Supplied data –

====

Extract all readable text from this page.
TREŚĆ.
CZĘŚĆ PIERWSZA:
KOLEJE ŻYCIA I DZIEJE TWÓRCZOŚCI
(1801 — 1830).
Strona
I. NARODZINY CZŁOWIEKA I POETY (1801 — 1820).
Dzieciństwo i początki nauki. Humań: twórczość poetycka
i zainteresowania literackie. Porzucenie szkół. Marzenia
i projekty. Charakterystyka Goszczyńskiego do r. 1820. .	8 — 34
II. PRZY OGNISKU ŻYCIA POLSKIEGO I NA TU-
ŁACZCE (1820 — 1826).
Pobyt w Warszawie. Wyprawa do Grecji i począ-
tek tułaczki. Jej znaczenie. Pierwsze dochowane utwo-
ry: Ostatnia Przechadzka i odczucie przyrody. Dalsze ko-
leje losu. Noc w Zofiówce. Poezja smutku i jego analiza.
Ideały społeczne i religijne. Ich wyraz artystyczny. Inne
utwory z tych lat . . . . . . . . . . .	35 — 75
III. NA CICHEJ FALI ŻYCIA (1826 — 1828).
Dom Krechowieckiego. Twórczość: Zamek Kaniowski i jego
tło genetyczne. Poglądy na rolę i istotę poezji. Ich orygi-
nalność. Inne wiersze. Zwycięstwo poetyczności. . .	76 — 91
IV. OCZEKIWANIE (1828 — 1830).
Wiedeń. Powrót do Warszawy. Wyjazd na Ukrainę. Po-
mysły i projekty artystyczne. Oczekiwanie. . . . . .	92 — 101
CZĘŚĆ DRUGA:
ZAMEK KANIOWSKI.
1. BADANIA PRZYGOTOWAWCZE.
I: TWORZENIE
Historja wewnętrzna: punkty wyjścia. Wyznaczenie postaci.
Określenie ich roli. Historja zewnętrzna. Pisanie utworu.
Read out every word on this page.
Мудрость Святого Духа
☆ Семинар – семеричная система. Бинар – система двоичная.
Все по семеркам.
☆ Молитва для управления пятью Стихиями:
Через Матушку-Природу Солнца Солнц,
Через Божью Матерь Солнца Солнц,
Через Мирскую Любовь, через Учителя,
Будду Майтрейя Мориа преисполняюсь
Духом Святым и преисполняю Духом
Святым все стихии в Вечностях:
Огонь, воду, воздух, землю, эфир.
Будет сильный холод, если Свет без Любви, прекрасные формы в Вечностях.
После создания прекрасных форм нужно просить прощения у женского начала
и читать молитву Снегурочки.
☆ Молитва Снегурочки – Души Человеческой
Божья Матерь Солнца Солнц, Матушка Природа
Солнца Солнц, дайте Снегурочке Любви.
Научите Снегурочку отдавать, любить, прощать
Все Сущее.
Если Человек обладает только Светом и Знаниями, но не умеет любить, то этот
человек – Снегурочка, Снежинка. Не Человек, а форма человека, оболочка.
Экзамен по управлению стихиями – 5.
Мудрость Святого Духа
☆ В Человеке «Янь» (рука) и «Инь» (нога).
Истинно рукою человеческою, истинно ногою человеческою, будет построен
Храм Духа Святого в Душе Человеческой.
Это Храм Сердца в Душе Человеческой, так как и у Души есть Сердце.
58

====

Written task –
Report each line in the preceding entries that holds the string "this".

Finished exercise –
Extract all readable text from this page.
Read out every word on this page.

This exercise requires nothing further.